- _BRIEF_:
Rename every "candle-body" in the listing below to "candle-fill" and write out all its lines again, leaving everything else unchanged.

- _MATERIAL FOR THIS TASK_:
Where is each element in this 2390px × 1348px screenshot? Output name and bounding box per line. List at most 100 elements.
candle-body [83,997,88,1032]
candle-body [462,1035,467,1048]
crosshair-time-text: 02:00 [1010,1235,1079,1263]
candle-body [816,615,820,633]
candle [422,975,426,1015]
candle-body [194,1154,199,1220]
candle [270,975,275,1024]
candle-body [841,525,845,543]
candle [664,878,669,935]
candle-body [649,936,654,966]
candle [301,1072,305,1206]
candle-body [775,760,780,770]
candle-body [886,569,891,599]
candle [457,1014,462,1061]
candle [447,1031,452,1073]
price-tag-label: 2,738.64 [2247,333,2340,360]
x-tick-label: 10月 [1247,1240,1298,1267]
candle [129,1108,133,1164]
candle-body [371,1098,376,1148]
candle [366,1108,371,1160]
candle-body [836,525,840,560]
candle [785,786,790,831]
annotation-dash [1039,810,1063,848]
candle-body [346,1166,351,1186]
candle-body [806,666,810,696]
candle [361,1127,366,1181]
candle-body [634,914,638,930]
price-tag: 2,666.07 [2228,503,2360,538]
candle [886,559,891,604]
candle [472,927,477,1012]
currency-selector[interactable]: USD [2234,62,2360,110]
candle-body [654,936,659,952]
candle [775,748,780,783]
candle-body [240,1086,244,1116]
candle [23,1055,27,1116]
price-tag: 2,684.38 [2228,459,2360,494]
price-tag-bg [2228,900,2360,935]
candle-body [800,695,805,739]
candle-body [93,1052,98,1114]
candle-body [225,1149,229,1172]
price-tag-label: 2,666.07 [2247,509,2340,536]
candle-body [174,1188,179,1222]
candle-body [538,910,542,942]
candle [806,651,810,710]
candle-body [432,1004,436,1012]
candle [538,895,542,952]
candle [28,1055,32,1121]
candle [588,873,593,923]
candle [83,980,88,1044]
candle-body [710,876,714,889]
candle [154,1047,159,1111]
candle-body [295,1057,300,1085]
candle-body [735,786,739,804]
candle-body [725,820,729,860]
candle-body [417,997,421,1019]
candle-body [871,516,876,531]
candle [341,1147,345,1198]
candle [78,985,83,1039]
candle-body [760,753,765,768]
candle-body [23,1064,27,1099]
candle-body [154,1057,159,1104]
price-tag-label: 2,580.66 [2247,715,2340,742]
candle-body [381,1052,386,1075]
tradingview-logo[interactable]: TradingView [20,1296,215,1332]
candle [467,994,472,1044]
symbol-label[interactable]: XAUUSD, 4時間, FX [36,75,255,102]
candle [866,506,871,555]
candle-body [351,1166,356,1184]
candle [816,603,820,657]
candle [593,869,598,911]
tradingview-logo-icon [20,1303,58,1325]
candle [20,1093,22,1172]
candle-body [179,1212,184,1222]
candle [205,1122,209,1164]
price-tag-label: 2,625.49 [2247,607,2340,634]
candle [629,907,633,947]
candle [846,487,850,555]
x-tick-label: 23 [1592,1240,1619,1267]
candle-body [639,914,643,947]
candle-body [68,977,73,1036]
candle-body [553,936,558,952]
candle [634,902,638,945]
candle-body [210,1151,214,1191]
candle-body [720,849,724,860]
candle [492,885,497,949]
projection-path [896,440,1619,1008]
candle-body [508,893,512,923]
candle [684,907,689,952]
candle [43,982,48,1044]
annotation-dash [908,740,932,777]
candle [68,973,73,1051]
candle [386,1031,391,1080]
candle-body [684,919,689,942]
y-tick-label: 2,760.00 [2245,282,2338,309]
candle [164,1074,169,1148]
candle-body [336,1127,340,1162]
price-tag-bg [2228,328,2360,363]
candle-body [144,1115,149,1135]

- _THE COMPLETED TASK_:
Where is each element in this 2390px × 1348px screenshot? Output name and bounding box per line. List at most 100 elements.
candle-fill [83,997,88,1032]
candle-fill [462,1035,467,1048]
crosshair-time-text: 02:00 [1010,1235,1079,1263]
candle-fill [816,615,820,633]
candle [422,975,426,1015]
candle-fill [194,1154,199,1220]
candle [270,975,275,1024]
candle-fill [841,525,845,543]
candle [664,878,669,935]
candle-fill [649,936,654,966]
candle [301,1072,305,1206]
candle-fill [775,760,780,770]
candle-fill [886,569,891,599]
candle [457,1014,462,1061]
candle [447,1031,452,1073]
price-tag-label: 2,738.64 [2247,333,2340,360]
x-tick-label: 10月 [1247,1240,1298,1267]
candle [129,1108,133,1164]
candle-fill [371,1098,376,1148]
candle [366,1108,371,1160]
candle-fill [836,525,840,560]
candle [785,786,790,831]
annotation-dash [1039,810,1063,848]
candle-fill [346,1166,351,1186]
candle-fill [806,666,810,696]
candle [361,1127,366,1181]
candle-fill [634,914,638,930]
price-tag: 2,666.07 [2228,503,2360,538]
candle [886,559,891,604]
candle [472,927,477,1012]
currency-selector[interactable]: USD [2234,62,2360,110]
candle-fill [654,936,659,952]
candle [775,748,780,783]
candle-fill [240,1086,244,1116]
candle [23,1055,27,1116]
price-tag: 2,684.38 [2228,459,2360,494]
price-tag-bg [2228,900,2360,935]
candle-fill [800,695,805,739]
candle-fill [93,1052,98,1114]
candle-fill [225,1149,229,1172]
price-tag-label: 2,666.07 [2247,509,2340,536]
candle-fill [174,1188,179,1222]
candle-fill [538,910,542,942]
candle [806,651,810,710]
candle-fill [432,1004,436,1012]
candle [538,895,542,952]
candle [28,1055,32,1121]
candle [588,873,593,923]
candle [83,980,88,1044]
candle-fill [710,876,714,889]
candle [154,1047,159,1111]
candle-fill [295,1057,300,1085]
candle-fill [735,786,739,804]
candle-fill [725,820,729,860]
candle-fill [417,997,421,1019]
candle-fill [871,516,876,531]
candle [341,1147,345,1198]
candle [78,985,83,1039]
candle-fill [760,753,765,768]
candle-fill [23,1064,27,1099]
candle-fill [154,1057,159,1104]
price-tag-label: 2,580.66 [2247,715,2340,742]
candle-fill [381,1052,386,1075]
tradingview-logo[interactable]: TradingView [20,1296,215,1332]
candle [467,994,472,1044]
symbol-label[interactable]: XAUUSD, 4時間, FX [36,75,255,102]
candle [866,506,871,555]
candle-fill [351,1166,356,1184]
candle [816,603,820,657]
candle [593,869,598,911]
tradingview-logo-icon [20,1303,58,1325]
candle [20,1093,22,1172]
candle-fill [179,1212,184,1222]
candle [205,1122,209,1164]
price-tag-label: 2,625.49 [2247,607,2340,634]
candle [629,907,633,947]
candle [846,487,850,555]
x-tick-label: 23 [1592,1240,1619,1267]
candle-fill [639,914,643,947]
candle-fill [68,977,73,1036]
candle-fill [553,936,558,952]
candle [634,902,638,945]
candle-fill [210,1151,214,1191]
candle-fill [720,849,724,860]
candle [492,885,497,949]
projection-path [896,440,1619,1008]
candle-fill [508,893,512,923]
candle [684,907,689,952]
candle [43,982,48,1044]
annotation-dash [908,740,932,777]
candle [68,973,73,1051]
candle [386,1031,391,1080]
candle-fill [684,919,689,942]
y-tick-label: 2,760.00 [2245,282,2338,309]
candle [164,1074,169,1148]
candle-fill [336,1127,340,1162]
price-tag-bg [2228,328,2360,363]
candle-fill [144,1115,149,1135]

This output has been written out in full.